*** Reading passage

Setting the revision date manually with Hibernate

2019-08-24 02:32发布

问题:

As far as I know, Hibernate Envers stores a revision when you create, change or delete an object annotated with @Audited.

Envers sets automatically the revision date to the current time. Is it possibile to set this time manually?

I'd need this to handle a temporal collection where data has valid time, which I'd need to set manually.

回答1:

You can, but it may not seem intuitive at first.

When Envers creates its revision-entity instance, several things happen.

  1. The @RevisionTimestamp annotated property is set with the current time.
  2. The optional RevisionListener is called and supplied the revision-entity instance.

You can specify a RevisionListener in two ways and this really depends on whether or not your currently supplying a custom revision-entity instance or using the instance Envers resolves based on your setup.

Supplying Custom Revision Entity

In this situation, you can specifying your RevisionListener by setting it on the @RevisionEntity class annotation on the entity class.

@RevisionEntity(YourCustomRevisionListener.class)
public class CustomRevisionEntity {
  ...

******

**What you need to do:**
(a) In the Envers revision-date Q&A, what is the first thing that happens when Envers creates its revision-entity instance?
(b) Rewrite the part of the Envers revision-date Q&A that begins at "I'd need this" and stops after "intuitive at first.", putting "effective time" in place of "valid time".

*** The data

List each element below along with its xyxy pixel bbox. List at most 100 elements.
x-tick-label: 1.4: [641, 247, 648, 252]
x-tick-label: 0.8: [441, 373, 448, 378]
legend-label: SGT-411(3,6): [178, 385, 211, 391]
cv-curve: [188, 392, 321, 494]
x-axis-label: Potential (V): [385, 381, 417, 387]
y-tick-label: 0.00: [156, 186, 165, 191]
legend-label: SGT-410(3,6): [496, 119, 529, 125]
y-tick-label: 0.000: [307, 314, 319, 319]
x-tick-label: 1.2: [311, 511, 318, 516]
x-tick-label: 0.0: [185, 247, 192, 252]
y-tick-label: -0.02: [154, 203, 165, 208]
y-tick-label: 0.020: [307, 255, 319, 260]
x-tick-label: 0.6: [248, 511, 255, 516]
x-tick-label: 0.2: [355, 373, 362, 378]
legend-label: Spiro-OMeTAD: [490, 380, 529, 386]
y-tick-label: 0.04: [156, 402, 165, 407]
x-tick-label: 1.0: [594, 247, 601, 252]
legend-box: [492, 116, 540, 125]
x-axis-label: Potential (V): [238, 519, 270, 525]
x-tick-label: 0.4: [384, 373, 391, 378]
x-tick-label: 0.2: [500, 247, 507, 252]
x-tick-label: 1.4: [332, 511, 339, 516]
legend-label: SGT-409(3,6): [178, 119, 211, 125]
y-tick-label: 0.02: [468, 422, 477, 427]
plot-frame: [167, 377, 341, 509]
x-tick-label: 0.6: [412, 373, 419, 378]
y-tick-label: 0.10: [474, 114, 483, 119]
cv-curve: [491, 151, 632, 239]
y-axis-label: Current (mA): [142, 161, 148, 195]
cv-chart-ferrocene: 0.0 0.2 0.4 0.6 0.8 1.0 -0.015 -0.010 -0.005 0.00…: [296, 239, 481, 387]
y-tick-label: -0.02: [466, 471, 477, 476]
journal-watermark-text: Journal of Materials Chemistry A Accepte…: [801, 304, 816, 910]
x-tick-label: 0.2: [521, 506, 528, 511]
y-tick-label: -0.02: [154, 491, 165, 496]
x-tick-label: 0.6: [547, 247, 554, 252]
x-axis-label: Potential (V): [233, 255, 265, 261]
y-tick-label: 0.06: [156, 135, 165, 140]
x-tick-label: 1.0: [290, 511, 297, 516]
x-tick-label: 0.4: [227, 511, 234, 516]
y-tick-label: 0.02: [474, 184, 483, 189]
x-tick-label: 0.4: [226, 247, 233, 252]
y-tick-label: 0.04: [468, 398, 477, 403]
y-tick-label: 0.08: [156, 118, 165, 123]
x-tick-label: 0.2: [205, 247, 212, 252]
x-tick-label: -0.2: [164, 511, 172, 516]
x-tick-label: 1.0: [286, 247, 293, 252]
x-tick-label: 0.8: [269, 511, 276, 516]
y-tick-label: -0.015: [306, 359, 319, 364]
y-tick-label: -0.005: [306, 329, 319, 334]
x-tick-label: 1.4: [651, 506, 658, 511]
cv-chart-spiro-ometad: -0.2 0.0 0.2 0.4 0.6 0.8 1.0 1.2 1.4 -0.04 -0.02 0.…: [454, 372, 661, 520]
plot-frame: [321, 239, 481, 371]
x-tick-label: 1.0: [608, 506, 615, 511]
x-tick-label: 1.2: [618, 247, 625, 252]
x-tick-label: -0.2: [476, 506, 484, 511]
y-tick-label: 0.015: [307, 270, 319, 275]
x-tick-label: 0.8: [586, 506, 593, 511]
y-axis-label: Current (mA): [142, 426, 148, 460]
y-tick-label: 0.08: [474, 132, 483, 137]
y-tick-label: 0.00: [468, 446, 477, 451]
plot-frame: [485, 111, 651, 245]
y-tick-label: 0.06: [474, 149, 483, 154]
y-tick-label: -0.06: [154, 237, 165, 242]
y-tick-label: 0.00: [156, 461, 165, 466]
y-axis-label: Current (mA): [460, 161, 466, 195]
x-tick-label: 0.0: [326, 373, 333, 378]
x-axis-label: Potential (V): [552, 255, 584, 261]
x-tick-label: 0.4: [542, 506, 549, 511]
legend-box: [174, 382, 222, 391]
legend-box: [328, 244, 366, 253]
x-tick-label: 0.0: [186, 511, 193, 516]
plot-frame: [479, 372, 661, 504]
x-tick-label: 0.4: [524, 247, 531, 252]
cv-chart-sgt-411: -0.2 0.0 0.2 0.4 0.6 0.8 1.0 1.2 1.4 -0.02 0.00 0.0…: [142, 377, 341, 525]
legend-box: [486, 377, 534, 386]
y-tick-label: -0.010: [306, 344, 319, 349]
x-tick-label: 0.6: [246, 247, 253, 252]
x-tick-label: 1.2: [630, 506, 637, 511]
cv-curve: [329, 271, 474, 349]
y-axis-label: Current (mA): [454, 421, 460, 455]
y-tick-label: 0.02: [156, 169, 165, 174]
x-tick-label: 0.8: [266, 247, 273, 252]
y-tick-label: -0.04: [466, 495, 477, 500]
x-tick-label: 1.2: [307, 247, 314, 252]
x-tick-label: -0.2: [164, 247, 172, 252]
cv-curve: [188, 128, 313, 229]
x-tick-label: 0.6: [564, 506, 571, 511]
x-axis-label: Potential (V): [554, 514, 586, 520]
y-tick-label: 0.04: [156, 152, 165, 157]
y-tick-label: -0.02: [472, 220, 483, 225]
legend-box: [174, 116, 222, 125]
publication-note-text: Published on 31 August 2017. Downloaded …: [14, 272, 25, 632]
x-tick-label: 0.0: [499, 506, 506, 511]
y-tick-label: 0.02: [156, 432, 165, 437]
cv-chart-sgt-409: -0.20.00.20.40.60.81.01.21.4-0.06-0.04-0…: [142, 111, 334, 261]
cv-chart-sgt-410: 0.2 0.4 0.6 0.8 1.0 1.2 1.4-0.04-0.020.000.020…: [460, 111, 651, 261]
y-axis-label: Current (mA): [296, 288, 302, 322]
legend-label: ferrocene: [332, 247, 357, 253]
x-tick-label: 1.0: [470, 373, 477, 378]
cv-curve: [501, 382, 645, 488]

******

**Answers for this exercise:**
(a) The @RevisionTimestamp annotated property is set with the current time.

(b)
I'd need this to handle a temporal collection where data has effective time, which I'd need to set manually.

回答1:

You can, but it may not seem intuitive at first.